## ЗАДАНИЯ
(a) Установите, соответствуют ли фрагменту о «Горячем сердце» утверждения (i) «Курослепов уверяет, что небо валится», (ii) «Матрена отвечает Курослепову с досадой на его непонятливость» и (iii) «Градоначальник отвечает на возглас Курослепова с тревогой». Для каждого утверждения дайте ответ «да» или «нет» и приведите решающие слова фрагмента в точной цитате.
(b) Подхватите фрагмент о «Горячем сердце» и продолжите его сразу после последней фразы.

## ИЗБРАННЫЙ ФРАГМЕНТ
......

Владимир Лакшин - Театральное эхо
Персонажи «Горячего сердца» способны утешаться невероятной, с точки зрения здравого смысла, логикой. Курослепов блажит, уверяя, что «небо валится». И Матрена всерьез, с досадой на его непонятливость, объясняет ему, как ребенку: «Как может небо падать, когда оно утвержденное. Сказано: твердь!» А градоначальник, в свою очередь, парирует панический возглас Курослепова, что «небо лопнуло», эпически спокойной репликой: «Лопнуло, так починят». Какая незыблемая вера в основы небесной и мирской власти!
Каждая черточка в диалогах лиц по видимости жизнеподобна, и вместе с тем это простодушие, граничащее с идиотизмом, создает эффект сатирической гиперболы.

......

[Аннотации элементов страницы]
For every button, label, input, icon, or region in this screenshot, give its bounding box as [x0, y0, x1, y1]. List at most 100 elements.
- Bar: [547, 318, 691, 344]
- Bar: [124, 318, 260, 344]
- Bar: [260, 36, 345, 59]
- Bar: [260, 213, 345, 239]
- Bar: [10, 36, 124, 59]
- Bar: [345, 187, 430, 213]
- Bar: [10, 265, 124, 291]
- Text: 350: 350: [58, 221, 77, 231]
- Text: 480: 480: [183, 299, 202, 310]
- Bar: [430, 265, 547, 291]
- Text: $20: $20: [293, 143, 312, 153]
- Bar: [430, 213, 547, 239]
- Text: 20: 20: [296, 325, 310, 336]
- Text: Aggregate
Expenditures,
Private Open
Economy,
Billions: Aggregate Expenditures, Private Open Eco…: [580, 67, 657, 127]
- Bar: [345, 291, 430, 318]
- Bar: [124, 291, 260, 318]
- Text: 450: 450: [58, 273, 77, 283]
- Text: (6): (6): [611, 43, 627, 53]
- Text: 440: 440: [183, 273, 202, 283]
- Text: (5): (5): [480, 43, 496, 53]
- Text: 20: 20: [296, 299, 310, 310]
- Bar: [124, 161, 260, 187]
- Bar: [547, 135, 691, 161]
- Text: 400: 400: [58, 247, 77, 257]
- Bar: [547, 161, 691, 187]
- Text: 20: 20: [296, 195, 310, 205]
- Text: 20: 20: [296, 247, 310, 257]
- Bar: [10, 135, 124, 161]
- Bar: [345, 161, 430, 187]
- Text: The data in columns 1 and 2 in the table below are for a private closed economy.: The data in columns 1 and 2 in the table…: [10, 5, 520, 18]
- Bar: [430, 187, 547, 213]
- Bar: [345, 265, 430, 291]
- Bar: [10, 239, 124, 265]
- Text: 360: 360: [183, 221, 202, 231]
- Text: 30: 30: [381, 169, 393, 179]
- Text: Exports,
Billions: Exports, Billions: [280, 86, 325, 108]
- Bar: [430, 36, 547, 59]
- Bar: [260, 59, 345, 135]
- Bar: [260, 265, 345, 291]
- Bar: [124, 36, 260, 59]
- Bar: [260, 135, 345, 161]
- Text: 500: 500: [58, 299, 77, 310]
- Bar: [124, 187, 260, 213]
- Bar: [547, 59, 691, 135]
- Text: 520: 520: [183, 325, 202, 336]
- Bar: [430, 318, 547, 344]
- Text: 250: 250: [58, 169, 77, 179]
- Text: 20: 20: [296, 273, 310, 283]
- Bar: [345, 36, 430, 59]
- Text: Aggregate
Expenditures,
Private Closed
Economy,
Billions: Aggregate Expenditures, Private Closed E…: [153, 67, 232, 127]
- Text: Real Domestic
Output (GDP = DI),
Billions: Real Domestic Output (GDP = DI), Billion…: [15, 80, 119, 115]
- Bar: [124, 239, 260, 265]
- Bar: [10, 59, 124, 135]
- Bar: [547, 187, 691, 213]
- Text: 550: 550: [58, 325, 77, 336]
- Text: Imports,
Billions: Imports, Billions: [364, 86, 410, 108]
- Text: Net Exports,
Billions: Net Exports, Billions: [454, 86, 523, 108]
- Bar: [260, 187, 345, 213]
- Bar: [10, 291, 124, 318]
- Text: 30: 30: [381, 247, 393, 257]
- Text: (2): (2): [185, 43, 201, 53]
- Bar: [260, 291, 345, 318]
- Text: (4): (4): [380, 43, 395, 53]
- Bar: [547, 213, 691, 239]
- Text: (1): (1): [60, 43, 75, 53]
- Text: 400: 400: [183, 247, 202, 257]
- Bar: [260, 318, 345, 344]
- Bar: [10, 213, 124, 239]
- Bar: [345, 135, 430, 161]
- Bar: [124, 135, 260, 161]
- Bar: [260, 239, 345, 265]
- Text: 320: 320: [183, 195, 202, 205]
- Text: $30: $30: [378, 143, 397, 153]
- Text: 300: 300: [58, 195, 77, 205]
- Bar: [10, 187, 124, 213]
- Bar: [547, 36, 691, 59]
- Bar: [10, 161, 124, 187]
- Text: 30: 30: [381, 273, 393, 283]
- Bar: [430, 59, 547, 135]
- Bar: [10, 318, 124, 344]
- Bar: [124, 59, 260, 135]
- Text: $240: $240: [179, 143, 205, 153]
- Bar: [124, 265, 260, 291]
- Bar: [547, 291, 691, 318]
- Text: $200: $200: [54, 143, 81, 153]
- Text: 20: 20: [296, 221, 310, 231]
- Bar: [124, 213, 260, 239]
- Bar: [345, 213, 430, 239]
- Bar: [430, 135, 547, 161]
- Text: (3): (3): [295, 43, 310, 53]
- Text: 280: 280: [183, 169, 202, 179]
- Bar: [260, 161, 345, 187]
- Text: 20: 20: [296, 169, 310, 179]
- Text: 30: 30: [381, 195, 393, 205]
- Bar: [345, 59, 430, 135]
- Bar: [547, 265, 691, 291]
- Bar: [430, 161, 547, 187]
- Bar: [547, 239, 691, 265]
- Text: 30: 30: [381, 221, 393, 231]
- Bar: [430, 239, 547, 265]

......

## РЕЗУЛЬТАТЫ
(a)
(i) Да: „Курослепов блажит, уверяя, что «небо валится»“.
(ii) Да: „И Матрена всерьез, с досадой на его непонятливость, объясняет ему, как ребенку“.
(iii) Нет: „парирует панический возглас Курослепова, что «небо лопнуло», эпически спокойной репликой“.

(b)
Свободна от правил простого «жизнеподобия» и лирическая линия пьесы. Речи Параши, когда она тоскует о суженом, размышляет о своей судьбе, ни дать ни взять оперный речитатив: «А где-то моя звездочка? Что-то с нею будет?» и т. п. И о каком правдоподобии может идти речь, если, перекинувшись несколькими словами с Васей, которого ведет по площади караульный солдат, Параша садится на скамейку под окнами арестантской и поет: «Провожу ли я дружка…» Сцена вполне для народной оперы, но, по обычным понятиям, никак не для реалистической комедии.
Откровенно условен и развязывающий все узлы финал комедии. Написав сатиру с чертами народного балагана и лирической сказки, Островский и заканчивает свою комедию в духе этого жанра. Сказка сулила утешение добрым душам. И что бы в ней ни происходило, какие бы чудища и драконы ни свирепствовали по ходу сюжета, приводила главных героев к тому, что «стали они жить-поживать да добра наживать».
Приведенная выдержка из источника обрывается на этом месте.